** SOURCE PASSAGE **
- - - - - - -

Beginning of the week saw government’s intent to fight the menace of NDF market by preparing a plan to allow greater overseas participation in the domestic currency futures. Government is preparing a blueprint to persuade those active in NDF market to shift to the onshore currency futures market in India by easing restrictions. There was also some reduction in fears surrounding the current account deficit which is likely to be lower than expected for this year. Besides, there were quite a few important economic data released during the week including the surprise move by Reserve Bank of India (RBI) which cut the overnight marginal standing facility rate by 50 bps with immediate effect (discussed later). On Friday rupee strengthened for a second straight session, helped by good dollar sales by corporates. Moreover emerging currencies rose as risk sentiment improved on growing hopes for a U.S. debt deal in Washington. Traders are hoping for more clarity on the U.S. debt ceiling resolution. Another reason for Rupee’s rebound in recent past has been the surge in flows due to RBI’s special swap facilities. The RBI special swap facilities for banks bringing in foreign currency non-resident (FCNR) deposits and raising capital overseas have resulted in inflows of $5.6 billion in the past one month, according to RBI governor Raghuram Rajan. Flows could cross $15 billion and even touch $20 billion as banks rush to take advantage of this swap facility before the window closes in November. Moreover the absence of oil demand from the market has also helped ease pressure off the Rupee. The Dollar window for oil companies will be open until or before November 30 as per the government. For the week, the rupee gained 0.7 percent, its second straight weekly rise and moved in the range of 61.01-62.30 levels. Rupee ended the week strong at 61.07 compared to its opening of 61.50. In the forward segment, 1mth, 3mth, 6mth and 12 th annualized premia closed at 9.09%, 8.71%, 8.10% and 7.27% compared to the opening levels of 9.97%, 9.27%, 8.44% and 7.59% respectively.

- - - - - - -

[Data records]
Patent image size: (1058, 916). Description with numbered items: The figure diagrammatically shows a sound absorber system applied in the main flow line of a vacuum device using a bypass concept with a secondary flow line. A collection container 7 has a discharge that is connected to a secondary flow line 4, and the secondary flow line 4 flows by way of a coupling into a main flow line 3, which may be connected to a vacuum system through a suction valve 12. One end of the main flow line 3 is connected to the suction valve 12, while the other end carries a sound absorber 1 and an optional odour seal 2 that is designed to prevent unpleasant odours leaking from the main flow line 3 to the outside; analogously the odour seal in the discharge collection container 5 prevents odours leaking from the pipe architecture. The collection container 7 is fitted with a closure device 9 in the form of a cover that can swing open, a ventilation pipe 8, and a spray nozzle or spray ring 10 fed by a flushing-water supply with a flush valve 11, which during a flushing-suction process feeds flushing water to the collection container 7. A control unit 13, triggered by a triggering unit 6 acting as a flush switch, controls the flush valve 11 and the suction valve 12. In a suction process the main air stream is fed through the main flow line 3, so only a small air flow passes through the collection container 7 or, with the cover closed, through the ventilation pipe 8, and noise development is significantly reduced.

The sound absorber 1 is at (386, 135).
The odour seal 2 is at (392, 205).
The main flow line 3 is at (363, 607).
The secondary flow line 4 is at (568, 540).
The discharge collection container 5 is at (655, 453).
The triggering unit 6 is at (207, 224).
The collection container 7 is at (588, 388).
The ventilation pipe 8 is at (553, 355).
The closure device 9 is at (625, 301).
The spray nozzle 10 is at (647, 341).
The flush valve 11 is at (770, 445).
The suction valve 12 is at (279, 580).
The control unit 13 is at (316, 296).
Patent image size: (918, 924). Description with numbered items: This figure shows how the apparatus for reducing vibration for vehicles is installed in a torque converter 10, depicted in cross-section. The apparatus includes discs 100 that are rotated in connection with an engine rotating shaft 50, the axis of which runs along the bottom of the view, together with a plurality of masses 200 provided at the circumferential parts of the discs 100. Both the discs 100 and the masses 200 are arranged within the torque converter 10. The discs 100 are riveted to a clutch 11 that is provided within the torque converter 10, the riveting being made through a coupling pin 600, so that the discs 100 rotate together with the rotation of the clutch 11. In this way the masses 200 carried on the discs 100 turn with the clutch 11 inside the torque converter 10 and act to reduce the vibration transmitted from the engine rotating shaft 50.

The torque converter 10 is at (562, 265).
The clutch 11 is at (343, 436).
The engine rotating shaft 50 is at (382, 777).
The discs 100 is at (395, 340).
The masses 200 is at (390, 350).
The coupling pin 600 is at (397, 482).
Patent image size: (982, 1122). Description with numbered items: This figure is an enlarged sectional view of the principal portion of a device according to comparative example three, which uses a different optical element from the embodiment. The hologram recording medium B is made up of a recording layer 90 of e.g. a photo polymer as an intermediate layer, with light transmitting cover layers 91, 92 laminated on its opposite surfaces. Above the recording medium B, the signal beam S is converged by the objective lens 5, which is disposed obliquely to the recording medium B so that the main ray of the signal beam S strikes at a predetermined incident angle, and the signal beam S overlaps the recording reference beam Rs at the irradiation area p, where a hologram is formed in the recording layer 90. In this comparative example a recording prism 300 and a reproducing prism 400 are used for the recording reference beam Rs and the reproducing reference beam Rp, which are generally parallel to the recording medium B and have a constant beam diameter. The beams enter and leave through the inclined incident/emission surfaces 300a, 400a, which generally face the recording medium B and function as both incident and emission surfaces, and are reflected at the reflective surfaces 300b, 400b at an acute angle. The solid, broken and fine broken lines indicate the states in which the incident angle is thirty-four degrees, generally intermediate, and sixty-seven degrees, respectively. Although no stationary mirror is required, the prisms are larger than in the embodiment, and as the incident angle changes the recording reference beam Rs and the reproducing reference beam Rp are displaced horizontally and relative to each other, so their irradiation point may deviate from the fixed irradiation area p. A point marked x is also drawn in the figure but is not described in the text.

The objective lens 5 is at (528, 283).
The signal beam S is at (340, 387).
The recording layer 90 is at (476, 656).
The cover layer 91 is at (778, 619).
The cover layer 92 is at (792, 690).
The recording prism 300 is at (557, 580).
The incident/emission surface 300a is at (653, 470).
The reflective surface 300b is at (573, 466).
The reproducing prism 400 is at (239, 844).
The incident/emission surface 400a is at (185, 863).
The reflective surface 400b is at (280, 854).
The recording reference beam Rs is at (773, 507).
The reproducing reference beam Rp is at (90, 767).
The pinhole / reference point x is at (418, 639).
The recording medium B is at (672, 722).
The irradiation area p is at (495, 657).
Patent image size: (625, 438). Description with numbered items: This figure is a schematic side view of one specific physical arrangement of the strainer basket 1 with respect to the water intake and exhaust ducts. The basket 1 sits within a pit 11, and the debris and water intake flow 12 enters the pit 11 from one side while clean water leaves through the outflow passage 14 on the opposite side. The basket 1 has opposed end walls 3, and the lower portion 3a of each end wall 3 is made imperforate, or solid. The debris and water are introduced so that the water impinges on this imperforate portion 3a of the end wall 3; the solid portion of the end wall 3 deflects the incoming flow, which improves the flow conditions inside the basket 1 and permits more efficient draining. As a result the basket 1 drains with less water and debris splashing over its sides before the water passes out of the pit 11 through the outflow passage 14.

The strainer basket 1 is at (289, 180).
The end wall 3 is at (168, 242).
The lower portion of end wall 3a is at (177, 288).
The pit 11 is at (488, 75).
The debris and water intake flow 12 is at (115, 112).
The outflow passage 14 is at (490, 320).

- - - - - - -

** THE TASK **
Continue the weekly rupee market report from the point where it stops.

** REPLY **
REGULATORY MEASURES
RBI relaxed foreign borrowing norms or banks: The Reserve Bank further relaxed foreign borrowing norms for banks under the recently opened swap window by allowing them to raise funds through their head offices and correspondents besides overseas branches. Until now, the window was limited to overseas branches of banks only. Authorised dealer category-I banks may borrow funds in foreign currency from their head office, overseas branches and correspondents or any other entity as permitted by the Reserve Bank and avail of the this window to raise up to 100 percent of their unimpaired tier I capital or USD 10 million whichever is higher, the RBI said in a notification, amending the regulations issued on September 26. The central bank said the move is aimed at providing greater flexibility to banks in accessing overseas funds.

MACRO ECONOMIC INDICATORS

  • Trade deficit came in at 30-month low in September at $6.8bn from $10.9bn last month as imports contracted 11.6%MoM sequentially on a seasonally adjusted basis while exports rose 1.9%MoM. Imports have declined sequentially in September even though gold imports were largely unchanged. The September data reflects a sharp improvement from the average $16.8bn trade deficit seen during Q1FY14, which led to CAD print of 4.9% of GDP in Q1.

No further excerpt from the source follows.